RECORDS FOR THIS TASK:
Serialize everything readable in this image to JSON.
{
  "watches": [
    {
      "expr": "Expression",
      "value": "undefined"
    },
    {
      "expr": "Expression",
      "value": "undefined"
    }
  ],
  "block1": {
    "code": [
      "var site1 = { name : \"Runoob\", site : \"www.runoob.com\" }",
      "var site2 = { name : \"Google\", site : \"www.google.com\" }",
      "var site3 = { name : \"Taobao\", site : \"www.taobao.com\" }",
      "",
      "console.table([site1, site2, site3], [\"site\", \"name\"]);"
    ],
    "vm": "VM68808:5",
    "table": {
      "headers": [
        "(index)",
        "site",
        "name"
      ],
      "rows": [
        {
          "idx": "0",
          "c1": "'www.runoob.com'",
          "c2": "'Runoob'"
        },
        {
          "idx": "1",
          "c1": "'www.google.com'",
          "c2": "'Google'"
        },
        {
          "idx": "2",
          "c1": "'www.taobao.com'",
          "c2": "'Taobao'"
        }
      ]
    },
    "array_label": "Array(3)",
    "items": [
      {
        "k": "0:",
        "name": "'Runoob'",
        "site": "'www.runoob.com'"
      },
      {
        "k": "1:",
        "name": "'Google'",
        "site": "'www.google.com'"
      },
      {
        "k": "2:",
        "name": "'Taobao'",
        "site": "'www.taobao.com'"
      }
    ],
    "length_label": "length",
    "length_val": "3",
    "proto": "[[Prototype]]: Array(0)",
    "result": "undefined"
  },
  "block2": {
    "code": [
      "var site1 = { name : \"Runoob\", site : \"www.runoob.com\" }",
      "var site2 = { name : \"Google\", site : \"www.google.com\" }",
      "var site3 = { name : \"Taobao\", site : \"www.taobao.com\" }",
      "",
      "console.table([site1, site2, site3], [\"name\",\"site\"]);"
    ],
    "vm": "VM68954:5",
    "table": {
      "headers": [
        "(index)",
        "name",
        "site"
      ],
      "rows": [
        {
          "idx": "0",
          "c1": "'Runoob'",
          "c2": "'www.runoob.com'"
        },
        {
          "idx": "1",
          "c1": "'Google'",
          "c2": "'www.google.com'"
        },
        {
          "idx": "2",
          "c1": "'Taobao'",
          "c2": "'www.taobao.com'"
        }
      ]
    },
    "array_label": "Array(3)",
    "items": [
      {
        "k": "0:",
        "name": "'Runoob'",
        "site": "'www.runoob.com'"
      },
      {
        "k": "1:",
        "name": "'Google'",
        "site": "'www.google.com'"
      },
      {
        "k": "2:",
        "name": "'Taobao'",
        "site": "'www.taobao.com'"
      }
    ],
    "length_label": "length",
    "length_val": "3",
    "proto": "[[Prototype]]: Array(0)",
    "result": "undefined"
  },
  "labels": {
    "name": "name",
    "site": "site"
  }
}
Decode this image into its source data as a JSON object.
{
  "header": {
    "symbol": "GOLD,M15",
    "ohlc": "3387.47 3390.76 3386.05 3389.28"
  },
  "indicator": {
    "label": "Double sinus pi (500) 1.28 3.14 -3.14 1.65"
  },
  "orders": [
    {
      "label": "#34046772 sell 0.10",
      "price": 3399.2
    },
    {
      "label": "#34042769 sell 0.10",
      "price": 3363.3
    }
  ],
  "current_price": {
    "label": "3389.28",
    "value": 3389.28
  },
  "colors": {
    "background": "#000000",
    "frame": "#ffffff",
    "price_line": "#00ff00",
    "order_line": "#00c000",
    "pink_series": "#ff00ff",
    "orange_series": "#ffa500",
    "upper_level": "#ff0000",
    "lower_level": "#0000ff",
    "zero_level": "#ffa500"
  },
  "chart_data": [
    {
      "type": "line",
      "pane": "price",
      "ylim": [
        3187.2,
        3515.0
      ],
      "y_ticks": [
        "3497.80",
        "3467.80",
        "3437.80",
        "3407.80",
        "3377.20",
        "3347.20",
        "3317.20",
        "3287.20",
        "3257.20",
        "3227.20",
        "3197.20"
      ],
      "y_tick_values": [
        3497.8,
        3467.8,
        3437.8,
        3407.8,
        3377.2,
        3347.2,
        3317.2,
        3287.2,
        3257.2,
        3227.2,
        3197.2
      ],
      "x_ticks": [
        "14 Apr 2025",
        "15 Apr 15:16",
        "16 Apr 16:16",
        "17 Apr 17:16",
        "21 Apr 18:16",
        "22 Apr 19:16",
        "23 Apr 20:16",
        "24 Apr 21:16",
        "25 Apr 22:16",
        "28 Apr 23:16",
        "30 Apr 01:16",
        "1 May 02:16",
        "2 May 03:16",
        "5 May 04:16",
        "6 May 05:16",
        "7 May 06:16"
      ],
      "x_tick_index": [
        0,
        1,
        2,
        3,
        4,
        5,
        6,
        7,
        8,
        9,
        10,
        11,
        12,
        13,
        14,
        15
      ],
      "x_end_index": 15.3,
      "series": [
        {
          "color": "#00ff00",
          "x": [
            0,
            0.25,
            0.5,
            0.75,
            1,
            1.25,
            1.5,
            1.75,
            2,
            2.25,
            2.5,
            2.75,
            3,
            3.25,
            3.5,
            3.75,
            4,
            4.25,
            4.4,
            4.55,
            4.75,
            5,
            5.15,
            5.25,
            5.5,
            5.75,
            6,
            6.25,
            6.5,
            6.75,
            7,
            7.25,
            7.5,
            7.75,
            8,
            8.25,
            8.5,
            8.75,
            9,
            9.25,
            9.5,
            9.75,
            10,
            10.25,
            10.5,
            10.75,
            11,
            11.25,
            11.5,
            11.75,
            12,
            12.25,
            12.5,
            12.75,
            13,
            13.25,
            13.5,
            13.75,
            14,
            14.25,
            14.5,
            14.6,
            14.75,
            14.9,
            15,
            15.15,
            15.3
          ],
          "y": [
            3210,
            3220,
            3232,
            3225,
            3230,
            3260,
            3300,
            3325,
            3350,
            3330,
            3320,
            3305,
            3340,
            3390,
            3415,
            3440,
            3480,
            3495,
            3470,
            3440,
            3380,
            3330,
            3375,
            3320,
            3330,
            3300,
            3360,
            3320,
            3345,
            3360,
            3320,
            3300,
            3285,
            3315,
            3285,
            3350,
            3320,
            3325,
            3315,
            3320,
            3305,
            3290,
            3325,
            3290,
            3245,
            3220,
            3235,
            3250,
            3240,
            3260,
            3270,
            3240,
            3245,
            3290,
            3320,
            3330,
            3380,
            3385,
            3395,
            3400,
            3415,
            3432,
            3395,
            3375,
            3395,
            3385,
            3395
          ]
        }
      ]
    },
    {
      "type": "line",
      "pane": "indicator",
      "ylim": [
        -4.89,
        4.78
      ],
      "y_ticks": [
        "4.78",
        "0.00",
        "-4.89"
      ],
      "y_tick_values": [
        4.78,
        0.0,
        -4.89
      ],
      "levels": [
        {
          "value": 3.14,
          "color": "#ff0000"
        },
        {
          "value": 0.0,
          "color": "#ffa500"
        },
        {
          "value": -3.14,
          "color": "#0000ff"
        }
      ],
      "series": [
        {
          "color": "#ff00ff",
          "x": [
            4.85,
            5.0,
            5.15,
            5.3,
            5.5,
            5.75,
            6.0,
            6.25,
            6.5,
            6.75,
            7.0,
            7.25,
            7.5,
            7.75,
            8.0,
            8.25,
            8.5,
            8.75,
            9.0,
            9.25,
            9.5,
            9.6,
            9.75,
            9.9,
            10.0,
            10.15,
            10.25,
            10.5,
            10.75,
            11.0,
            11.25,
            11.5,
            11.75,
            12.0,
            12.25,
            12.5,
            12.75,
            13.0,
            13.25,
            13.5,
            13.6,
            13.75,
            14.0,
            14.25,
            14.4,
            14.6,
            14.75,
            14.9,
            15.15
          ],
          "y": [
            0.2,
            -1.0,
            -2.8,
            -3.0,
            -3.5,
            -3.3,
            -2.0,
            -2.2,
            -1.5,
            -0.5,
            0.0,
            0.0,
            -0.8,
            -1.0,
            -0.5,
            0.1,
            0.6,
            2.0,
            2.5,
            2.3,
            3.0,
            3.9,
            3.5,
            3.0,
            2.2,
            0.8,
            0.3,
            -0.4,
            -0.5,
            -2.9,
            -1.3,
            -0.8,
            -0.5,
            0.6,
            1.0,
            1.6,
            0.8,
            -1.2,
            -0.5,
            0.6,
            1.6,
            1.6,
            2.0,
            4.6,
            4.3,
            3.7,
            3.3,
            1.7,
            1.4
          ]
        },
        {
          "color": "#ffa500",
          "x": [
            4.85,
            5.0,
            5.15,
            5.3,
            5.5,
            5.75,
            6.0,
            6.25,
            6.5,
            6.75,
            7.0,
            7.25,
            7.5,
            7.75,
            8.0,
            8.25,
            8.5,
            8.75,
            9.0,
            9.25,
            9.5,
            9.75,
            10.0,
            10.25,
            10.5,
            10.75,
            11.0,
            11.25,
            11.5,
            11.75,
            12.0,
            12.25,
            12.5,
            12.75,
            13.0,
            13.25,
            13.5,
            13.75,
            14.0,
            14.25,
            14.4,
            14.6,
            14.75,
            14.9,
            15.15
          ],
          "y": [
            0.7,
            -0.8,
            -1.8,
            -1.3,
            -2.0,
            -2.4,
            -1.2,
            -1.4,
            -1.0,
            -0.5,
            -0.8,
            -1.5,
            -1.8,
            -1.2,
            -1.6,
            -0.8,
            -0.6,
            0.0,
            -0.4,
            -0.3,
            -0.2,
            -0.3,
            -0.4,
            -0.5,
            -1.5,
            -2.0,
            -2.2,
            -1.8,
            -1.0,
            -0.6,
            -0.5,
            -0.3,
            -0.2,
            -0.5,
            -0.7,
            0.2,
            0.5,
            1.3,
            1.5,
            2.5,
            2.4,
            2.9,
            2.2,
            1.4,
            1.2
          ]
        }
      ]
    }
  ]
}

TASK TO CARRY OUT: Go over the records above and tally the lines with the word "console" in them. Give the number alone.

CORRECT ANSWER: 2